__Data supplied__
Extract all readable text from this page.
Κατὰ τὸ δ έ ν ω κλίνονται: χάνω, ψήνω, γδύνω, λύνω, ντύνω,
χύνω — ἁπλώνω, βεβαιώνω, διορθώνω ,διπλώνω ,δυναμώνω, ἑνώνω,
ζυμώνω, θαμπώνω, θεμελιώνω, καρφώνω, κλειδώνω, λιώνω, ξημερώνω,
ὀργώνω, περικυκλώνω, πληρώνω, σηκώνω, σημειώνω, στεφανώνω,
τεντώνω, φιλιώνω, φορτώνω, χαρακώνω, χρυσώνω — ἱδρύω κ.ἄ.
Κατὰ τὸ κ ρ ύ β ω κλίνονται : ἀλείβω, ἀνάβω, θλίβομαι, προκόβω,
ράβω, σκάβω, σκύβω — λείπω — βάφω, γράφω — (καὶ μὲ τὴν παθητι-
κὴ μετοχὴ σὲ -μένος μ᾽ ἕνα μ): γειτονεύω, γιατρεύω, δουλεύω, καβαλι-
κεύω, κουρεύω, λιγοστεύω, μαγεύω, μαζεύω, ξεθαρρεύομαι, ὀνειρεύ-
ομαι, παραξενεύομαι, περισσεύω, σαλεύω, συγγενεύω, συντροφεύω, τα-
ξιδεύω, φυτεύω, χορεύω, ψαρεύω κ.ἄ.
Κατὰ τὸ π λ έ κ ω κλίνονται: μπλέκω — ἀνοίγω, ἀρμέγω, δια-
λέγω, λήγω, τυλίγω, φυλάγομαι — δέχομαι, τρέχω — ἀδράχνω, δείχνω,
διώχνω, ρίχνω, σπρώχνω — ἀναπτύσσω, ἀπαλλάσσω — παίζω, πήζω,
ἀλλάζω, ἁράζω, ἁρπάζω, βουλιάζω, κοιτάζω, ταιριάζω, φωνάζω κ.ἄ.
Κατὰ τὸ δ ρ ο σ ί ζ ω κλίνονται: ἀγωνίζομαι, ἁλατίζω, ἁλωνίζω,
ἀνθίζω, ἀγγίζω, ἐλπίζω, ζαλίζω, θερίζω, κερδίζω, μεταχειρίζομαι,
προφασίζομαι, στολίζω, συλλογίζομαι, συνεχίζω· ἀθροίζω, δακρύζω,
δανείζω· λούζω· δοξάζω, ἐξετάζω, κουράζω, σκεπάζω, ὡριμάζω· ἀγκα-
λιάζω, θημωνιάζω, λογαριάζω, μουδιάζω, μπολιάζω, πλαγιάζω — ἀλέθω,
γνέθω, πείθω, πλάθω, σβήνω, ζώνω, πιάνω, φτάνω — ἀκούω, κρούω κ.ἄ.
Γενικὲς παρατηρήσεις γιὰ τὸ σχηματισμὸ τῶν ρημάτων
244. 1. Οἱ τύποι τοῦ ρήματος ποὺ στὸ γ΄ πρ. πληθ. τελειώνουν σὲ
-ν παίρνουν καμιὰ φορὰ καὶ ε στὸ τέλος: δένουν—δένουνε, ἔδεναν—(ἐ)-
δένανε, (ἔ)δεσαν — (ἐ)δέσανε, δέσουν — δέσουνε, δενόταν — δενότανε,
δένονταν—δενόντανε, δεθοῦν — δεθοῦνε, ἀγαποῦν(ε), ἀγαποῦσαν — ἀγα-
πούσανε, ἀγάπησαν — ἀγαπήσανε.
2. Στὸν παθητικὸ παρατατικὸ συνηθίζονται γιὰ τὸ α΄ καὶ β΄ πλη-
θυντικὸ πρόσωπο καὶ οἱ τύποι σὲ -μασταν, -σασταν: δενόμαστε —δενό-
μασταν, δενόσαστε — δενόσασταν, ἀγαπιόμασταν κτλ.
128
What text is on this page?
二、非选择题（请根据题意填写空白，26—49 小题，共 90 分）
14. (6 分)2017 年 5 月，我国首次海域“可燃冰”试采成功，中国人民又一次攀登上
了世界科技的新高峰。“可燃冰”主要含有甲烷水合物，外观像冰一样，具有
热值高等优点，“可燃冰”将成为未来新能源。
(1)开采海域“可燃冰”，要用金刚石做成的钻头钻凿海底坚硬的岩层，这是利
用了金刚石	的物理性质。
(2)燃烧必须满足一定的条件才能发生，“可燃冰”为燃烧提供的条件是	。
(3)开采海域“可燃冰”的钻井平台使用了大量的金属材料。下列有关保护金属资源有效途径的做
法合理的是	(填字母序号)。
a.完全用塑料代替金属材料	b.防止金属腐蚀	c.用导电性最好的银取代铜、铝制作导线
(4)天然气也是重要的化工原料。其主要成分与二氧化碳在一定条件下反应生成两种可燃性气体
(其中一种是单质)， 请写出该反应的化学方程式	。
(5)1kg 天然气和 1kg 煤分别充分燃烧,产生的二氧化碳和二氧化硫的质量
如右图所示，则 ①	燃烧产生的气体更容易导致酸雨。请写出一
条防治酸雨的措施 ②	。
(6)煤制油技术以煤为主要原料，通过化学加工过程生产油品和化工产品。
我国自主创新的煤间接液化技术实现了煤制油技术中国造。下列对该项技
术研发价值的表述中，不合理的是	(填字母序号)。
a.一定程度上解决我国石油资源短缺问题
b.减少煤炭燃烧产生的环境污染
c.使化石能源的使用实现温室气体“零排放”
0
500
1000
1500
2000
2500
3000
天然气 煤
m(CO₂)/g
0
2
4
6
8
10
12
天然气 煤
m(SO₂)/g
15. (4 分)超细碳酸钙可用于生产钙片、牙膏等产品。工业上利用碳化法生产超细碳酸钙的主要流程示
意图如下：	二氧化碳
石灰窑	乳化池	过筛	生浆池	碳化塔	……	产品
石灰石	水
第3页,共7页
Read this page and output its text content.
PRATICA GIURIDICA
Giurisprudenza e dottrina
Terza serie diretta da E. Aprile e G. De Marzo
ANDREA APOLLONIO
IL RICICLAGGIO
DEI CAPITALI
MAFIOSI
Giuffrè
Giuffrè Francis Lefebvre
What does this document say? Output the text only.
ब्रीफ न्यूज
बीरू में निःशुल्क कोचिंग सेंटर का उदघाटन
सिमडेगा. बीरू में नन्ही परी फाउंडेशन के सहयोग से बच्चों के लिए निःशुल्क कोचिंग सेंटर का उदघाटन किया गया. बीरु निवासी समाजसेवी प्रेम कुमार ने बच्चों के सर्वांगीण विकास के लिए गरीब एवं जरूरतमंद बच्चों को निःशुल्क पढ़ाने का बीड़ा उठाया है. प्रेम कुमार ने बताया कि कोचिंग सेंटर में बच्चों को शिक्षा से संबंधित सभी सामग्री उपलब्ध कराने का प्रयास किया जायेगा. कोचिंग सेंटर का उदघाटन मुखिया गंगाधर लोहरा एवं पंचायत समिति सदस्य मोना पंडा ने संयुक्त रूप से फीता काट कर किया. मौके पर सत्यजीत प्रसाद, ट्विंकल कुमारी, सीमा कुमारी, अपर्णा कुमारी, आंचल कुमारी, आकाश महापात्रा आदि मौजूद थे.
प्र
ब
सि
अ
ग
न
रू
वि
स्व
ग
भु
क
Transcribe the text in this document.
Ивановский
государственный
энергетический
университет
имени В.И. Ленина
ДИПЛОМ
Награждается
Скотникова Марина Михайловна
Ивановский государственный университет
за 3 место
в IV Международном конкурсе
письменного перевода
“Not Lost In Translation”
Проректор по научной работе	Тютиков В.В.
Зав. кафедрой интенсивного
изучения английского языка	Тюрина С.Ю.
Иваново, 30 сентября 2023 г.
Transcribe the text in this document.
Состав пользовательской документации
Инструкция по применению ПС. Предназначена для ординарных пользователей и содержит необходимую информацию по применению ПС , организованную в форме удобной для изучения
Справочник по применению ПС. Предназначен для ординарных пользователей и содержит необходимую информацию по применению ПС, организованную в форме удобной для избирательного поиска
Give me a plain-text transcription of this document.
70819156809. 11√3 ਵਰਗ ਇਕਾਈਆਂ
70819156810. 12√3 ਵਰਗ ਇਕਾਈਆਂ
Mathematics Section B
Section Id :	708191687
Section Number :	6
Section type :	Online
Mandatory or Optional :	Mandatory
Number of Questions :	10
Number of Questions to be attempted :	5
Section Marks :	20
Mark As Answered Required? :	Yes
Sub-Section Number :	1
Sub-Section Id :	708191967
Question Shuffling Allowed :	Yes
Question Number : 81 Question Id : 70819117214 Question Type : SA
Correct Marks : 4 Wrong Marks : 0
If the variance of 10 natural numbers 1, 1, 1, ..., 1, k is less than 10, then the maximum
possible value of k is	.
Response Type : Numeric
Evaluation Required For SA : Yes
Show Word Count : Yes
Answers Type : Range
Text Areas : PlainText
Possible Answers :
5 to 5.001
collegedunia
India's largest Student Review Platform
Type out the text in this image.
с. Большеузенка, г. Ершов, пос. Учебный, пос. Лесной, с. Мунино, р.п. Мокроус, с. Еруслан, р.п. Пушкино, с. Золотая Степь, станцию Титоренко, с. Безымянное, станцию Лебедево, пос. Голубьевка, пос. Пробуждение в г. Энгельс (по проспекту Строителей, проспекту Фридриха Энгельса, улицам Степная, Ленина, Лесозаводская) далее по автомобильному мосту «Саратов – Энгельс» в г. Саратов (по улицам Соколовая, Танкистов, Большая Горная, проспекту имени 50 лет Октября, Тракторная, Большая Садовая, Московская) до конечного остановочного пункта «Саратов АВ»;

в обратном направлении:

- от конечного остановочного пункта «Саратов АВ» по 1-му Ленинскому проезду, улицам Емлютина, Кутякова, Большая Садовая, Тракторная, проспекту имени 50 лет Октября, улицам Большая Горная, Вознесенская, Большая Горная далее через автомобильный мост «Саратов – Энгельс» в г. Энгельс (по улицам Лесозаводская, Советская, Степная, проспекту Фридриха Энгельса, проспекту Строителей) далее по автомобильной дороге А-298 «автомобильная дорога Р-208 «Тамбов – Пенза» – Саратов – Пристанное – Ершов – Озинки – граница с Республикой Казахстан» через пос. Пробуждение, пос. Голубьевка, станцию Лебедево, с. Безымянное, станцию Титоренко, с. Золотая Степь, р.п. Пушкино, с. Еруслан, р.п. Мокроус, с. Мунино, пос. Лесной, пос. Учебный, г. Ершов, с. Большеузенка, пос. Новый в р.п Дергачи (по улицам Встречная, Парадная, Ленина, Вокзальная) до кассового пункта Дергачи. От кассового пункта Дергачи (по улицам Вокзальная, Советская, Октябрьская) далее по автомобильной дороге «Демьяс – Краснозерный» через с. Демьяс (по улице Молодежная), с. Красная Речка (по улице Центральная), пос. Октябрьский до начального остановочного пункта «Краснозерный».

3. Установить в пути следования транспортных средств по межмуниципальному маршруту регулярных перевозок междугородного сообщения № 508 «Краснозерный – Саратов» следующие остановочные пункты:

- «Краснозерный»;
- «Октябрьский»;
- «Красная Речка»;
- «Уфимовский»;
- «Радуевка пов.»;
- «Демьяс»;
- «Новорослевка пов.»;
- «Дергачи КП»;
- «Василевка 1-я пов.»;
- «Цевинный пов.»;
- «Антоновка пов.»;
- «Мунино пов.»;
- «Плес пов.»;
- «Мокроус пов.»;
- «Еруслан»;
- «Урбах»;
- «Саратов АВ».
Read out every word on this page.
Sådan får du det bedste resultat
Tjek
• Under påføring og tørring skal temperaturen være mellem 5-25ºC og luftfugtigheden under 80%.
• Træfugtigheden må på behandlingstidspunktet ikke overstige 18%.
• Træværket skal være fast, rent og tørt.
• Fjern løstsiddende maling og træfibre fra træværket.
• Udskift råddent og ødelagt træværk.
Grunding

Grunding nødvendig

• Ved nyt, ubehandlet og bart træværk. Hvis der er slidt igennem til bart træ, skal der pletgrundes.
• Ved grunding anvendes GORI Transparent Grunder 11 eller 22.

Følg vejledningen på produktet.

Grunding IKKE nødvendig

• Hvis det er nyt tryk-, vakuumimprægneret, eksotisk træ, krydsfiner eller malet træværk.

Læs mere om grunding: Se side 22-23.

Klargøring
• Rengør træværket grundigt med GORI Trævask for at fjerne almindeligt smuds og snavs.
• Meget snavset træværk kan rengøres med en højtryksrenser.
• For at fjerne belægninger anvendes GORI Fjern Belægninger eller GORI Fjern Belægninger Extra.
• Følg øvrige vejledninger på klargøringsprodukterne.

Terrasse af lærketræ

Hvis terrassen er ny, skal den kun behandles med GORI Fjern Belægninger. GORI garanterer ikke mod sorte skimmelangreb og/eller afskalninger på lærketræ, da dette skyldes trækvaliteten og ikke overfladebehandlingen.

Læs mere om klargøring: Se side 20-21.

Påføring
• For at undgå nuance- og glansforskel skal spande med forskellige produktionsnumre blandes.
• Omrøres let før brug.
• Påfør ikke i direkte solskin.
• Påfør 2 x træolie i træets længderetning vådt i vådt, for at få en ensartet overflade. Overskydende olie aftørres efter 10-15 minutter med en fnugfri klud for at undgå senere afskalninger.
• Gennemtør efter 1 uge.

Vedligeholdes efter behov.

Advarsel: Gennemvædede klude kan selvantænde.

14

__To do__
Write the number of lines containing the word "организованную" and nothing besides it.

__Answer in full__
2